What this task involves: Of all the lines in this data, how many include "JSON"? Respond with the number only.

Collection entries
* * *

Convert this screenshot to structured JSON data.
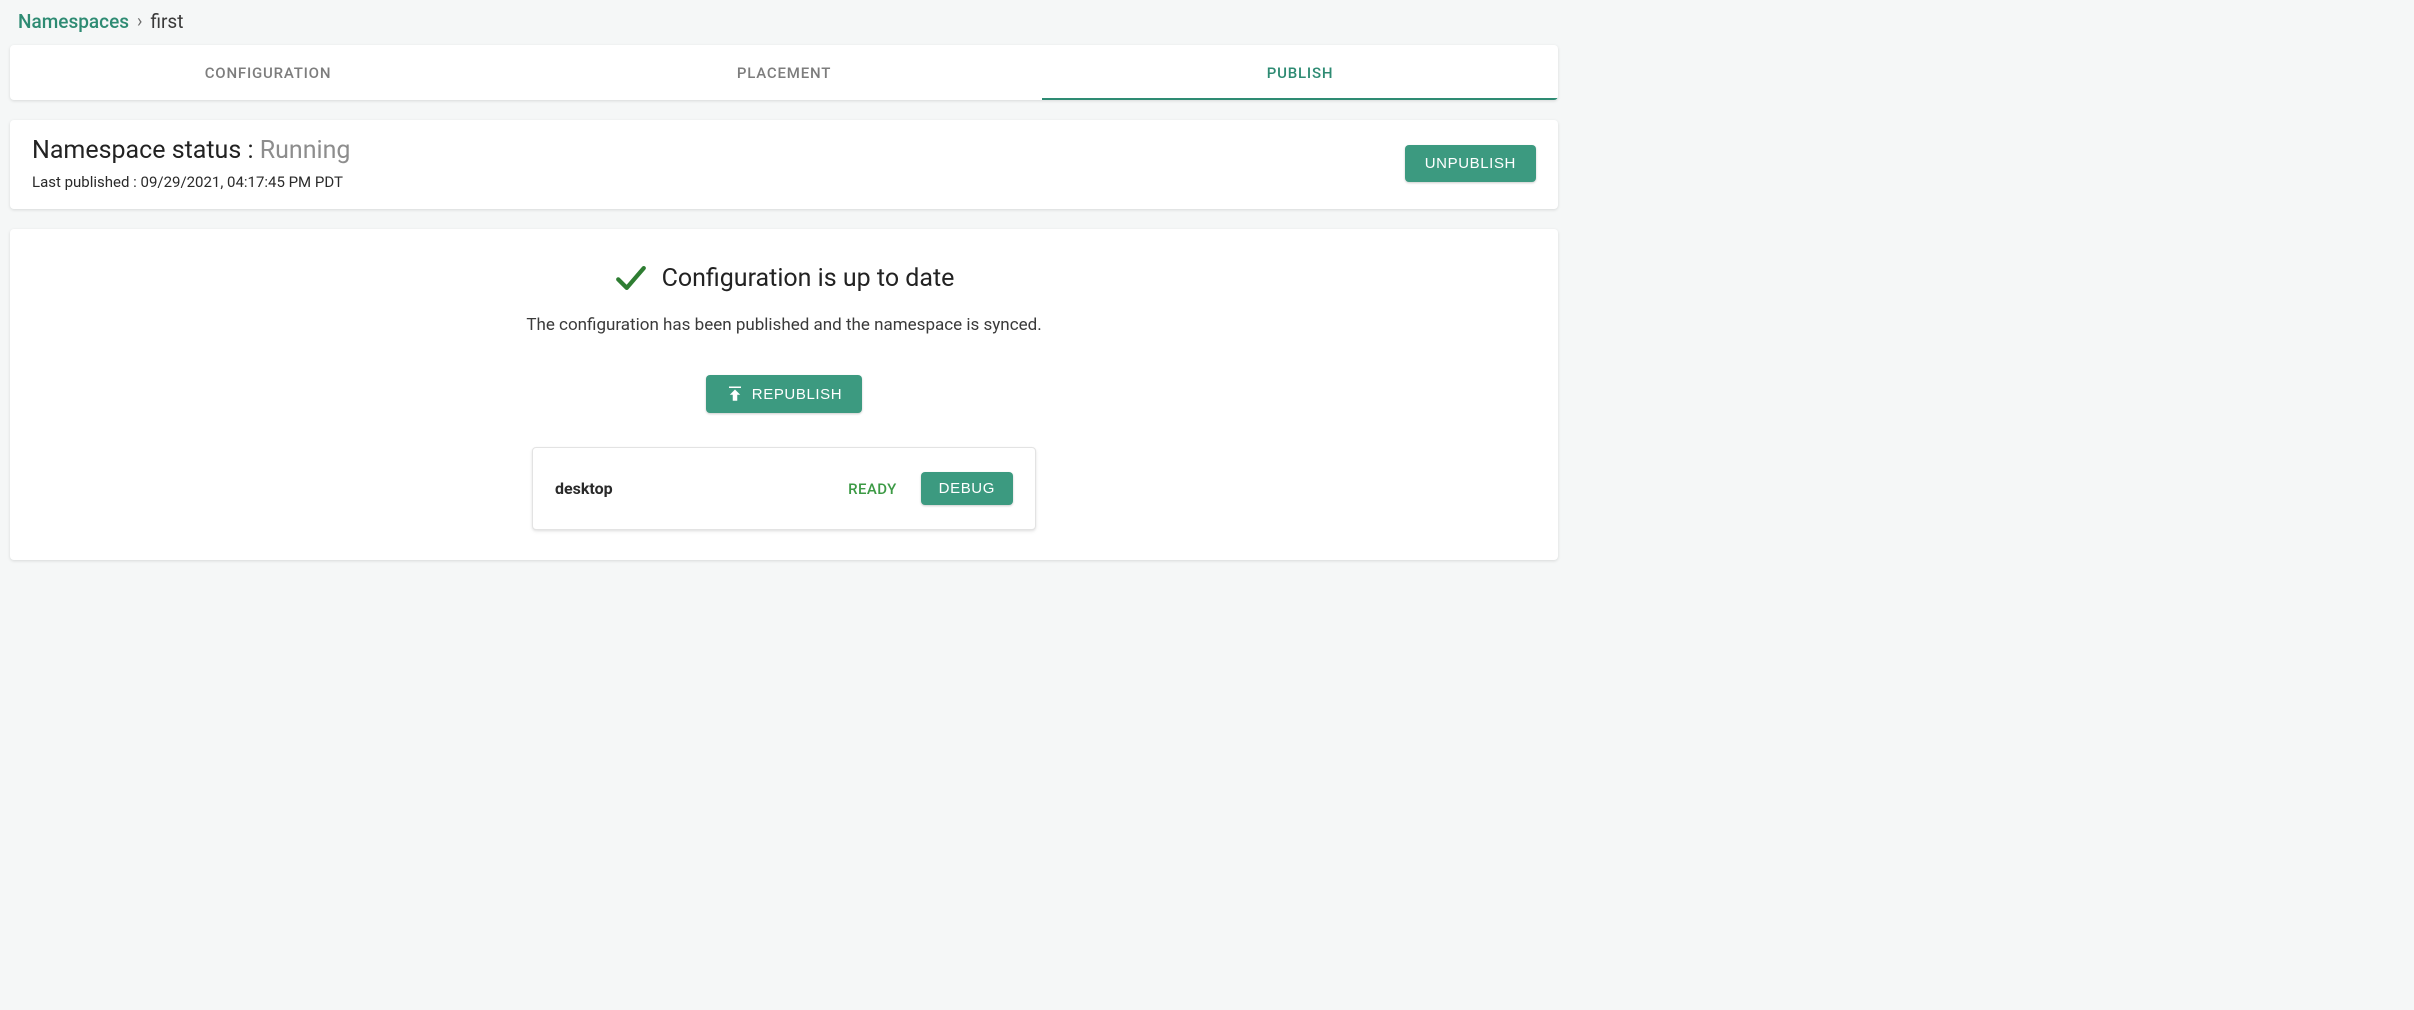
{
  "breadcrumb": {
    "root": "Namespaces",
    "current": "first",
    "separator": "›"
  },
  "tabs": {
    "items": [
      {
        "label": "CONFIGURATION",
        "active": false
      },
      {
        "label": "PLACEMENT",
        "active": false
      },
      {
        "label": "PUBLISH",
        "active": true
      }
    ]
  },
  "status": {
    "title_prefix": "Namespace status :",
    "value": "Running",
    "last_published_label": "Last published :",
    "last_published_value": "09/29/2021, 04:17:45 PM PDT",
    "unpublish_label": "UNPUBLISH"
  },
  "main": {
    "title": "Configuration is up to date",
    "description": "The configuration has been published and the namespace is synced.",
    "republish_label": "REPUBLISH"
  },
  "nodes": [
    {
      "name": "desktop",
      "status": "READY",
      "debug_label": "DEBUG"
    }
  ],
  "colors": {
    "accent": "#3c9a80",
    "muted": "#8d8d8d",
    "ready": "#3c9a45",
    "check": "#2e7d32"
  }
}
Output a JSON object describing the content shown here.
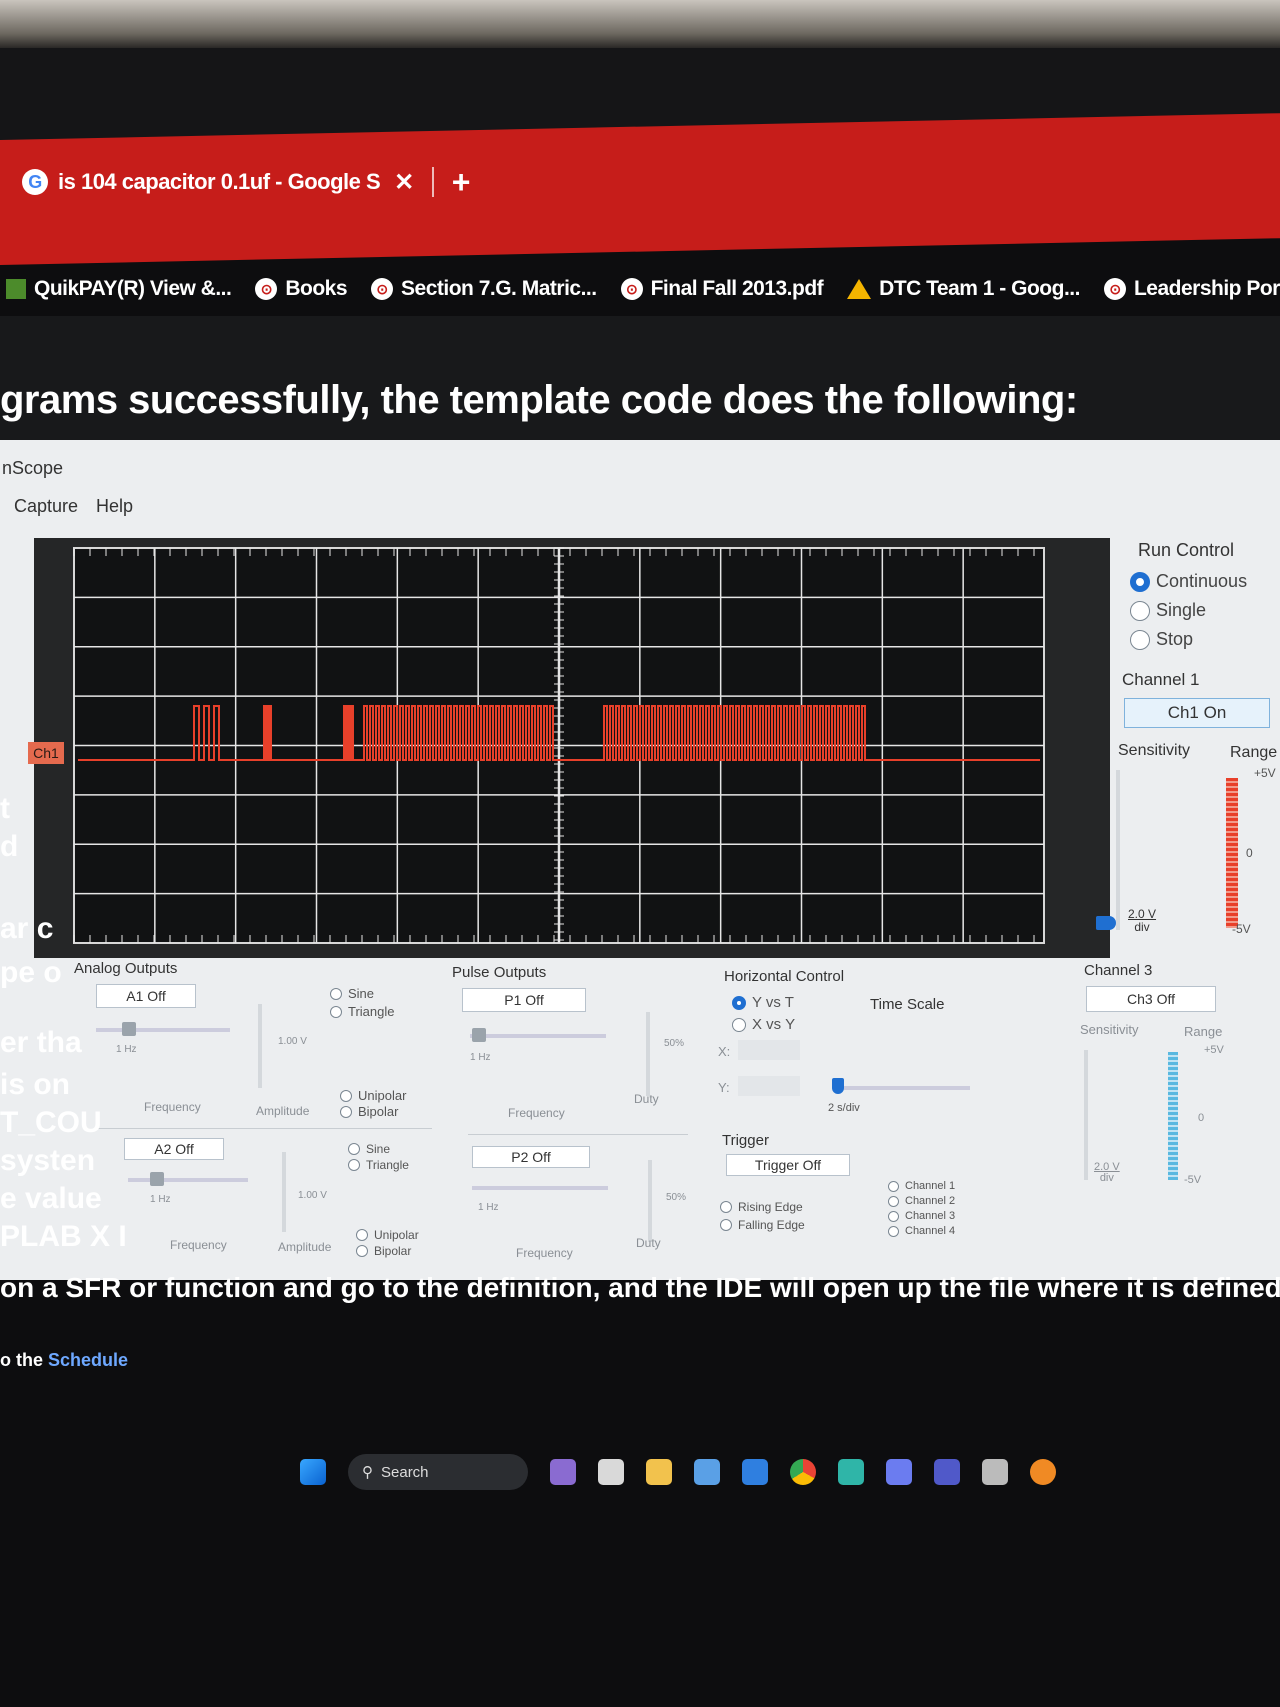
{
  "browser": {
    "tab_title": "is 104 capacitor 0.1uf - Google S",
    "close_glyph": "✕",
    "new_tab_glyph": "+",
    "bookmarks": [
      "QuikPAY(R) View &...",
      "Books",
      "Section 7.G. Matric...",
      "Final Fall 2013.pdf",
      "DTC Team 1 - Goog...",
      "Leadership Portal"
    ]
  },
  "page": {
    "heading": "grams successfully, the template code does the following:",
    "left_fragments": [
      "t",
      "d",
      "ar c",
      "pe o",
      "er tha",
      "is on",
      "T_COU",
      "systen",
      "e value",
      "PLAB X I"
    ],
    "bottom_line": "on a SFR or function and go to the definition, and the IDE will open up the file where it is defined.",
    "schedule_prefix": "o the ",
    "schedule_link": "Schedule"
  },
  "app": {
    "title": "nScope",
    "menu": [
      "Capture",
      "Help"
    ],
    "ch1_marker": "Ch1",
    "run_control": {
      "title": "Run Control",
      "options": [
        "Continuous",
        "Single",
        "Stop"
      ],
      "selected": "Continuous"
    },
    "channel1": {
      "title": "Channel 1",
      "button": "Ch1 On",
      "sensitivity_label": "Sensitivity",
      "range_label": "Range",
      "sensitivity_value": "2.0 V",
      "sensitivity_unit": "div",
      "range_top": "+5V",
      "range_mid": "0",
      "range_bottom": "-5V",
      "color": "#e8402a"
    },
    "channel3": {
      "title": "Channel 3",
      "button": "Ch3 Off",
      "sensitivity_label": "Sensitivity",
      "range_label": "Range",
      "sensitivity_value": "2.0 V",
      "sensitivity_unit": "div",
      "range_top": "+5V",
      "range_mid": "0",
      "range_bottom": "-5V",
      "color": "#59b8e0"
    },
    "analog_outputs": {
      "title": "Analog Outputs",
      "a1": {
        "button": "A1 Off",
        "freq_value": "1 Hz",
        "amp_value": "1.00 V",
        "wave": [
          "Sine",
          "Triangle"
        ],
        "polarity": [
          "Unipolar",
          "Bipolar"
        ],
        "freq_label": "Frequency",
        "amp_label": "Amplitude"
      },
      "a2": {
        "button": "A2 Off",
        "freq_value": "1 Hz",
        "amp_value": "1.00 V",
        "wave": [
          "Sine",
          "Triangle"
        ],
        "polarity": [
          "Unipolar",
          "Bipolar"
        ],
        "freq_label": "Frequency",
        "amp_label": "Amplitude"
      }
    },
    "pulse_outputs": {
      "title": "Pulse Outputs",
      "p1": {
        "button": "P1 Off",
        "freq_value": "1 Hz",
        "duty_value": "50%",
        "freq_label": "Frequency",
        "duty_label": "Duty"
      },
      "p2": {
        "button": "P2 Off",
        "freq_value": "1 Hz",
        "duty_value": "50%",
        "freq_label": "Frequency",
        "duty_label": "Duty"
      }
    },
    "horizontal": {
      "title": "Horizontal Control",
      "modes": [
        "Y vs T",
        "X vs Y"
      ],
      "selected": "Y vs T",
      "x_label": "X:",
      "y_label": "Y:",
      "time_scale_label": "Time Scale",
      "time_scale_value": "2 s/div"
    },
    "trigger": {
      "title": "Trigger",
      "button": "Trigger Off",
      "edges": [
        "Rising Edge",
        "Falling Edge"
      ],
      "channels": [
        "Channel 1",
        "Channel 2",
        "Channel 3",
        "Channel 4"
      ]
    }
  },
  "taskbar": {
    "search": "Search"
  }
}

* * *

Answer to the exercise: 2